*The exercise*:
Write only the number of lines holding the string "Forbrugsprocent".

*Data rows*:
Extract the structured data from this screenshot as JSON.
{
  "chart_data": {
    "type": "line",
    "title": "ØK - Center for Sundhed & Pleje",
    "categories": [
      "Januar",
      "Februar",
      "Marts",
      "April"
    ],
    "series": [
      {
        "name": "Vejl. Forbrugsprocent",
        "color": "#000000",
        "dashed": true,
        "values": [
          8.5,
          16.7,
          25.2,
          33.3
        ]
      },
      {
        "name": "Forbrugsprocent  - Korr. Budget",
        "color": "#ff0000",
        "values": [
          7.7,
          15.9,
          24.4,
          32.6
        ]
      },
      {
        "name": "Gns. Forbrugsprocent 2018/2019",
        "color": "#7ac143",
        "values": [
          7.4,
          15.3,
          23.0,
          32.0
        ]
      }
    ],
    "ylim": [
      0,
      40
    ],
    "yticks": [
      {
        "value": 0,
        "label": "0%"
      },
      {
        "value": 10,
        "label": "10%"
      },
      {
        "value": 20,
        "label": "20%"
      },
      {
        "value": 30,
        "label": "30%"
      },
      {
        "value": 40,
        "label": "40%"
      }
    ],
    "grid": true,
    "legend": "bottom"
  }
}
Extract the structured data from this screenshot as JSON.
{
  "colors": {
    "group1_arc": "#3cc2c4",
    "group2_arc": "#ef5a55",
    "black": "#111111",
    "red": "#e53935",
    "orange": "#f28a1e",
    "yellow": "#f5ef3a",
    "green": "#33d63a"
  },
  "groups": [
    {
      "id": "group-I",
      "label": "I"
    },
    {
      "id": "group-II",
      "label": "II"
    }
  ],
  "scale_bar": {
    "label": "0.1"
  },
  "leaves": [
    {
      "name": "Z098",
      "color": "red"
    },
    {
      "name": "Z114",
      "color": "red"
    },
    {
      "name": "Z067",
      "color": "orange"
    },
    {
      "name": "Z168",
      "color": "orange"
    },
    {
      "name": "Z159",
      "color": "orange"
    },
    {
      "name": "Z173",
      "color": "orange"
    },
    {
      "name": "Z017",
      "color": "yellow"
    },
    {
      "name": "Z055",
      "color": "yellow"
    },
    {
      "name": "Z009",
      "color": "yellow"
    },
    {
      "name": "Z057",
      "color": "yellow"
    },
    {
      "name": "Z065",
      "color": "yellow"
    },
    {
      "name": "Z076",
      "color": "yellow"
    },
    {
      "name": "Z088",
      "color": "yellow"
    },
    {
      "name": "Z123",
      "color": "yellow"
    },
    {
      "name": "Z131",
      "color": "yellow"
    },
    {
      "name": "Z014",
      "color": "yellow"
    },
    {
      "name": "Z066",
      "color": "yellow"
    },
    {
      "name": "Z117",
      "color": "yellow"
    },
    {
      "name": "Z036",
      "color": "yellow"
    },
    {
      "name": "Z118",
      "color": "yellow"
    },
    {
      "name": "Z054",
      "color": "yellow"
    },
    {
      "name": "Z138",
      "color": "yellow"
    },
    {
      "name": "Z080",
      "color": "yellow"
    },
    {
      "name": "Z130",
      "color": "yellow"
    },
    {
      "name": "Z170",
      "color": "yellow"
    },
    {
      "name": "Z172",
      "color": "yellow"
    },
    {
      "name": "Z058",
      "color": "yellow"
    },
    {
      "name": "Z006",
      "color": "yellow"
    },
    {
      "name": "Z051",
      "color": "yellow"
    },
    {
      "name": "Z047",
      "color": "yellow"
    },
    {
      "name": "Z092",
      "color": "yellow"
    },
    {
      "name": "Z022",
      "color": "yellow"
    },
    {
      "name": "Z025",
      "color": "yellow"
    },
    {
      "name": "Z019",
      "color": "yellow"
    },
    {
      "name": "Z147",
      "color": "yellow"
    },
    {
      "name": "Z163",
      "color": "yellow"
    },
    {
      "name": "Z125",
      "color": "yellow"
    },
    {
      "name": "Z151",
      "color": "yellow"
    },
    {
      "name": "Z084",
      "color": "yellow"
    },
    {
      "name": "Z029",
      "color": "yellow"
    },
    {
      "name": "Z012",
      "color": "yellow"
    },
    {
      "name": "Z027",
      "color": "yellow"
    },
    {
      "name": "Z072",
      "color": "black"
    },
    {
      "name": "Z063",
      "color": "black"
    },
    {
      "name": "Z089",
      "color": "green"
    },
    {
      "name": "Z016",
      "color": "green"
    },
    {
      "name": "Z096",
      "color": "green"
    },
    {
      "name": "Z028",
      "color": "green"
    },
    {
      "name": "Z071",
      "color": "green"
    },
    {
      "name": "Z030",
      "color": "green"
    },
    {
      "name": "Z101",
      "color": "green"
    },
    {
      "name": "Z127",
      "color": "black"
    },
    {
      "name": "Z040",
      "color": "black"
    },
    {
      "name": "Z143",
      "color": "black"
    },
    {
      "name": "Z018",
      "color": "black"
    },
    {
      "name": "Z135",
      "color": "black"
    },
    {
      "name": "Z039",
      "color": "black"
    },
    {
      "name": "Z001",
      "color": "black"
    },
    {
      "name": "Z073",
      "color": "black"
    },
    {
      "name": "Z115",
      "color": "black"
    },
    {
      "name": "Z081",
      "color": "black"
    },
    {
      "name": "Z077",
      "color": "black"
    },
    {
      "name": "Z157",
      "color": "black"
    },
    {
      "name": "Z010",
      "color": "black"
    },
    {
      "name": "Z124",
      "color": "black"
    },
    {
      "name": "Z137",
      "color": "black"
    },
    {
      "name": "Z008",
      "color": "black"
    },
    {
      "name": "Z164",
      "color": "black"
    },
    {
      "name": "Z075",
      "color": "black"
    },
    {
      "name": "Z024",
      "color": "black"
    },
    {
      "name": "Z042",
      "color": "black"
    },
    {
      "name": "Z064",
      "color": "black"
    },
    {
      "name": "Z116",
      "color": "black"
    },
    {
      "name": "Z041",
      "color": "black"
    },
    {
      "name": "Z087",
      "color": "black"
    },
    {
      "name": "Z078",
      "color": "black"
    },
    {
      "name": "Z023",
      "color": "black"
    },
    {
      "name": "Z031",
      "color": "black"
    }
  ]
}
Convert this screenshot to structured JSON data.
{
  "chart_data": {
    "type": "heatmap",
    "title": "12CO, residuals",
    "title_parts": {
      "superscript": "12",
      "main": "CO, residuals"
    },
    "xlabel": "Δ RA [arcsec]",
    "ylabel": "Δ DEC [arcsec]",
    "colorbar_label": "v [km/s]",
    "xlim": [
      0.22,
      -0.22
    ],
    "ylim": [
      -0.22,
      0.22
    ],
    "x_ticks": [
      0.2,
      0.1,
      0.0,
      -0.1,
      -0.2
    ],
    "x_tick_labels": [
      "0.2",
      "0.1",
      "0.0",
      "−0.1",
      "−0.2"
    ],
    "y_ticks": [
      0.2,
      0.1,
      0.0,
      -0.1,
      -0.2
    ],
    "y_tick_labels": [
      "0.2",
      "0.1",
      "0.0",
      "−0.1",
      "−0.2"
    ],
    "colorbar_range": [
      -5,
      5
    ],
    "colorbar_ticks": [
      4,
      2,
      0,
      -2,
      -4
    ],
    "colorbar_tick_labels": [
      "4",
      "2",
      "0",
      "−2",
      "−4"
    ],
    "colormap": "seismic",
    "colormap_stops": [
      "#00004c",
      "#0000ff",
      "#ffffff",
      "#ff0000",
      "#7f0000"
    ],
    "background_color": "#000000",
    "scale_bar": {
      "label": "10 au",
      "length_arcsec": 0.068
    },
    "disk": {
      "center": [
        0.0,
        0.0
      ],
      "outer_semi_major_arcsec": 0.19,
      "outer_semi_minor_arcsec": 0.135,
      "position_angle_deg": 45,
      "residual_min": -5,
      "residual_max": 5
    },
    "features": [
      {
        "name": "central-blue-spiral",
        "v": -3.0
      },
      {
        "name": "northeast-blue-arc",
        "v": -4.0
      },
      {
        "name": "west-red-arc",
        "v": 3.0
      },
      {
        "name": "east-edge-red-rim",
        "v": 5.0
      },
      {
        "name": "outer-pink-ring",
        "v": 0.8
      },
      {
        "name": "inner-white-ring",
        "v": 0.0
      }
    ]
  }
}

*Answer below*:
3